CHALLENGE:
In the data below, find every line with the string "photo" and pull it out.

****

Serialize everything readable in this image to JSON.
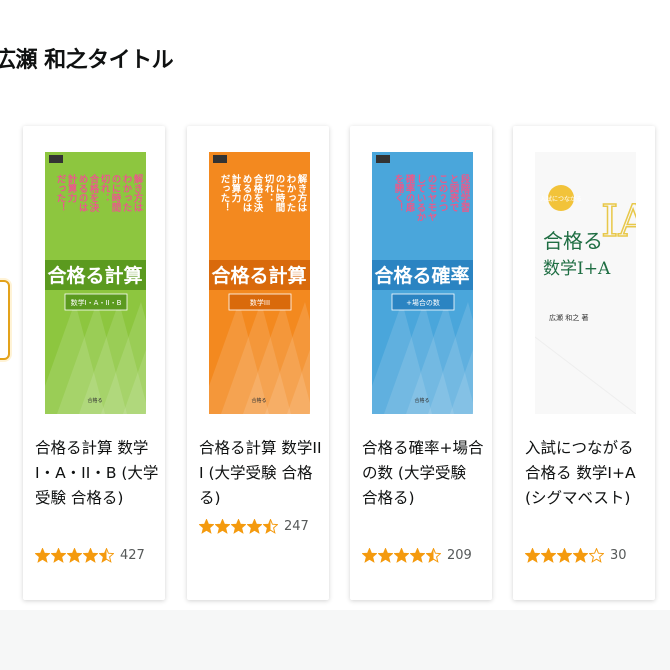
{
  "section": {
    "title": "広瀬 和之タイトル"
  },
  "colors": {
    "star": "#f49a0e",
    "focus_border": "#e3a21a"
  },
  "products": [
    {
      "title": "合格る計算 数学I・A・II・B (大学受験 合格る)",
      "rating": 4.5,
      "reviews": "427",
      "cover": {
        "bg": "#8dc63f",
        "banner": "#5b9a1f",
        "vertical_color": "#e95a8b",
        "big": "合格る計算",
        "sub": "数学I・A・II・B",
        "label": "合格る",
        "vertical": [
          "解き方は",
          "わかった",
          "のに時間",
          "切れ：",
          "合格を決",
          "めるのは",
          "計算力",
          "だった！"
        ]
      }
    },
    {
      "title": "合格る計算 数学III (大学受験 合格る)",
      "rating": 4.5,
      "reviews": "247",
      "cover": {
        "bg": "#f3891f",
        "banner": "#d96a0c",
        "vertical_color": "#ffffff",
        "big": "合格る計算",
        "sub": "数学III",
        "label": "合格る",
        "vertical": [
          "解き方は",
          "わかった",
          "のに時間",
          "切れ：",
          "合格を決",
          "めるのは",
          "計算力",
          "だった！"
        ]
      }
    },
    {
      "title": "合格る確率+場合の数 (大学受験 合格る)",
      "rating": 4.5,
      "reviews": "209",
      "cover": {
        "bg": "#4aa6db",
        "banner": "#2b84c2",
        "vertical_color": "#e95a8b",
        "big": "合格る確率",
        "sub": "+場合の数",
        "label": "合格る",
        "vertical": [
          "段階学習",
          "と図表で",
          "この２つ",
          "のモヤモヤ",
          "しているか",
          "確率の扉",
          "を開く！"
        ]
      }
    },
    {
      "title": "入試につながる 合格る 数学I+A (シグマベスト)",
      "rating": 4.0,
      "reviews": "30",
      "cover": {
        "bg": "#f8f8f8",
        "banner": "#ffffff",
        "vertical_color": "#e8c84a",
        "big": "合格る",
        "sub": "数学I+A",
        "label": "入試につながる",
        "author": "広瀬 和之 著",
        "mark": "IA"
      }
    }
  ]
}
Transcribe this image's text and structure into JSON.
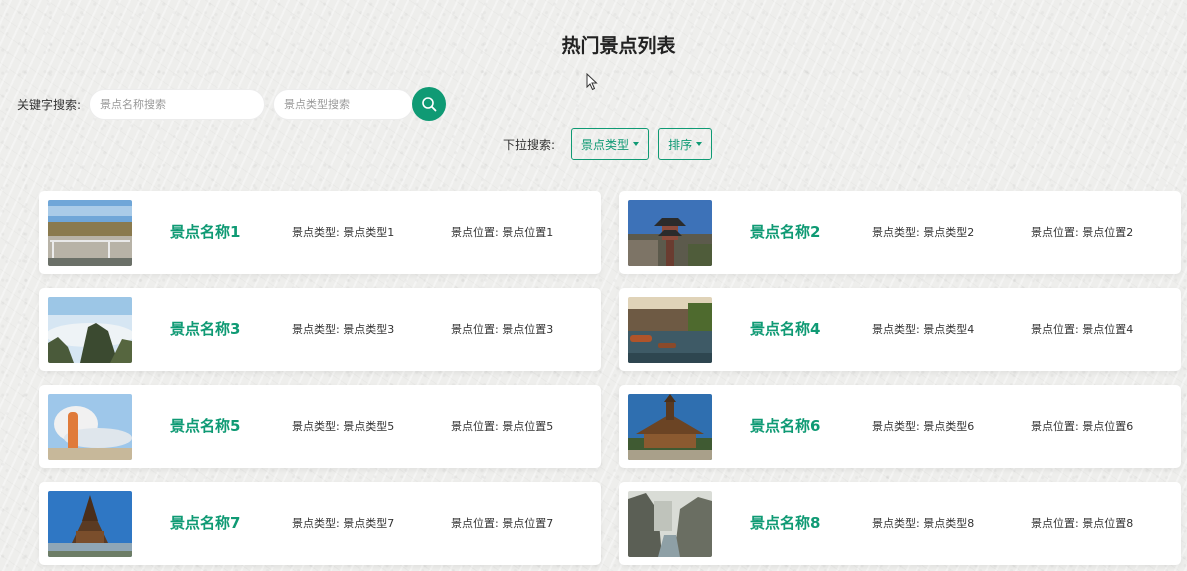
{
  "page": {
    "title": "热门景点列表"
  },
  "search": {
    "keyword_label": "关键字搜索:",
    "name_placeholder": "景点名称搜索",
    "type_placeholder": "景点类型搜索",
    "button_icon": "search-icon"
  },
  "dropdowns": {
    "label": "下拉搜索:",
    "type_label": "景点类型",
    "sort_label": "排序"
  },
  "colors": {
    "accent": "#0f9a74"
  },
  "field_labels": {
    "type": "景点类型:",
    "location": "景点位置:"
  },
  "spots": [
    {
      "name": "景点名称1",
      "type": "景点类型1",
      "location": "景点位置1"
    },
    {
      "name": "景点名称2",
      "type": "景点类型2",
      "location": "景点位置2"
    },
    {
      "name": "景点名称3",
      "type": "景点类型3",
      "location": "景点位置3"
    },
    {
      "name": "景点名称4",
      "type": "景点类型4",
      "location": "景点位置4"
    },
    {
      "name": "景点名称5",
      "type": "景点类型5",
      "location": "景点位置5"
    },
    {
      "name": "景点名称6",
      "type": "景点类型6",
      "location": "景点位置6"
    },
    {
      "name": "景点名称7",
      "type": "景点类型7",
      "location": "景点位置7"
    },
    {
      "name": "景点名称8",
      "type": "景点类型8",
      "location": "景点位置8"
    }
  ]
}
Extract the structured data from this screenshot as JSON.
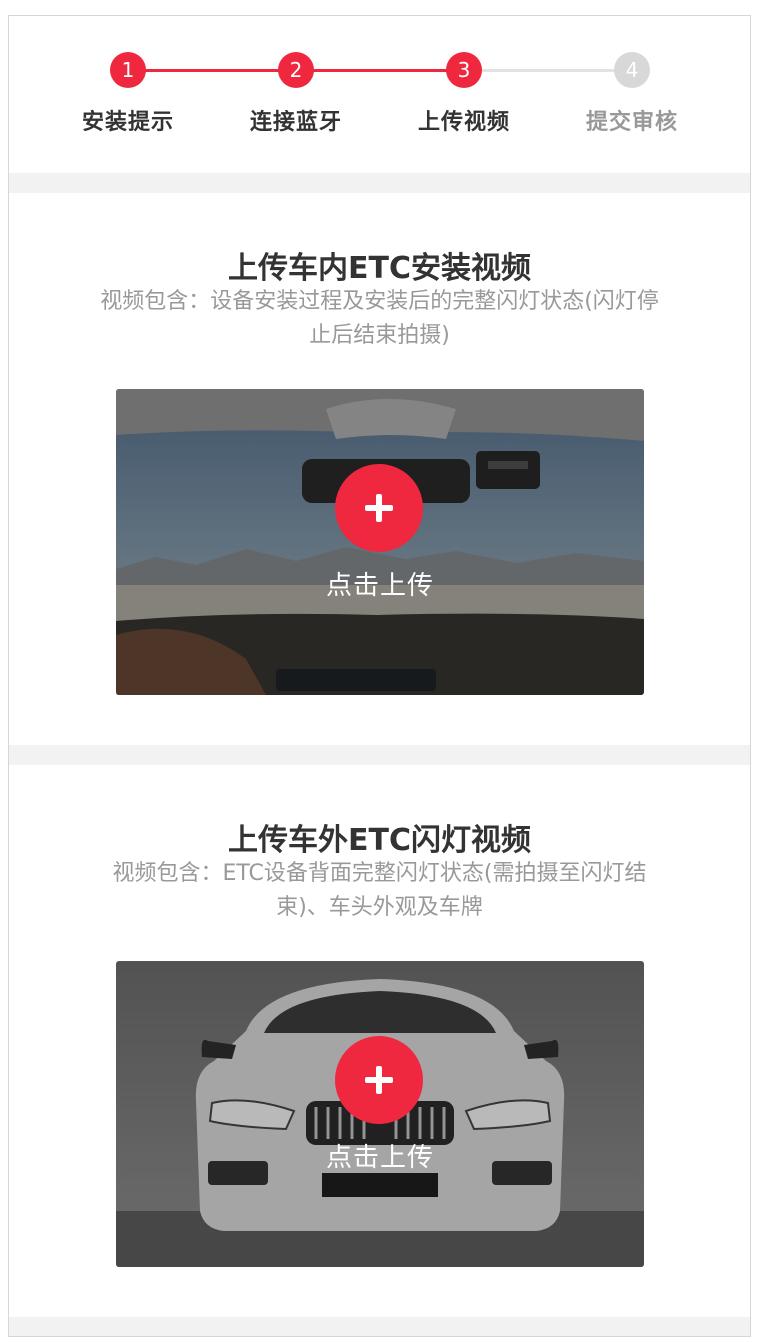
{
  "steps": [
    {
      "number": "1",
      "label": "安装提示",
      "state": "done"
    },
    {
      "number": "2",
      "label": "连接蓝牙",
      "state": "done"
    },
    {
      "number": "3",
      "label": "上传视频",
      "state": "active"
    },
    {
      "number": "4",
      "label": "提交审核",
      "state": "pending"
    }
  ],
  "colors": {
    "accent": "#f0283f",
    "inactive": "#d8d8d8"
  },
  "sections": [
    {
      "title": "上传车内ETC安装视频",
      "desc_line1": "视频包含：设备安装过程及安装后的完整闪灯状态(闪灯停",
      "desc_line2": "止后结束拍摄)",
      "image": "car-interior-windshield-photo",
      "upload_label": "点击上传"
    },
    {
      "title": "上传车外ETC闪灯视频",
      "desc_line1": "视频包含：ETC设备背面完整闪灯状态(需拍摄至闪灯结",
      "desc_line2": "束)、车头外观及车牌",
      "image": "car-front-exterior-photo",
      "upload_label": "点击上传"
    }
  ]
}
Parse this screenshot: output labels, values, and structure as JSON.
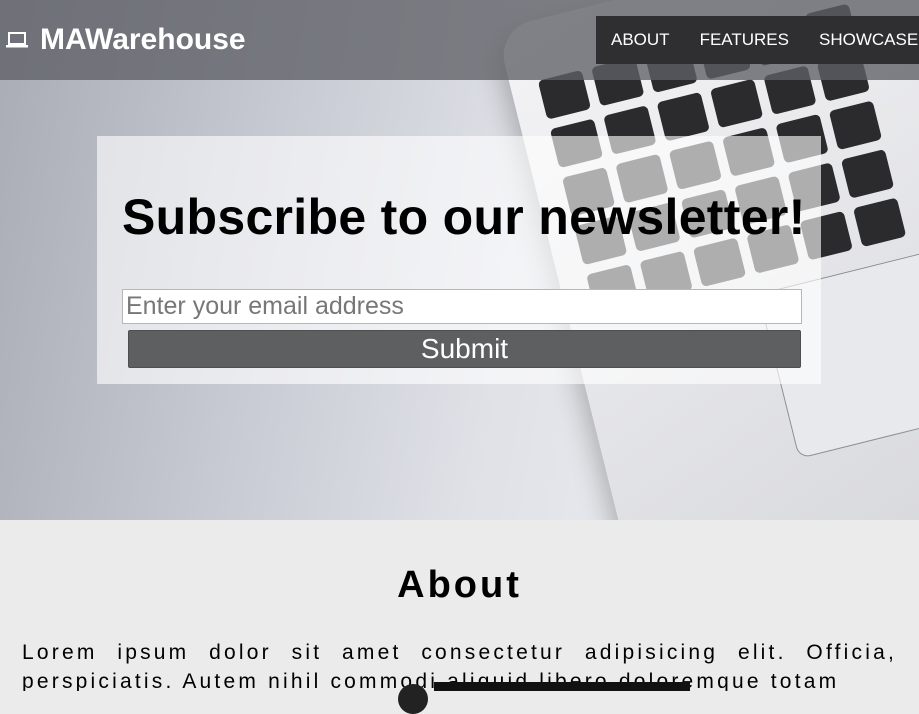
{
  "brand": {
    "name": "MAWarehouse",
    "icon": "laptop-icon"
  },
  "nav": {
    "items": [
      {
        "label": "ABOUT"
      },
      {
        "label": "FEATURES"
      },
      {
        "label": "SHOWCASE"
      }
    ]
  },
  "newsletter": {
    "title": "Subscribe to our newsletter!",
    "email_placeholder": "Enter your email address",
    "submit_label": "Submit"
  },
  "about": {
    "title": "About",
    "text": "Lorem ipsum dolor sit amet consectetur adipisicing elit. Officia, perspiciatis. Autem nihil commodi aliquid libero doloremque totam"
  },
  "colors": {
    "navbar": "#5f6066",
    "nav_links_bg": "#2f2f31",
    "submit_bg": "#5e5f61",
    "about_bg": "#ebebeb"
  }
}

****

REPLY TO THE EXERCISE:
      "image": "car-interior-windshield-photo",
      "image": "car-front-exterior-photo",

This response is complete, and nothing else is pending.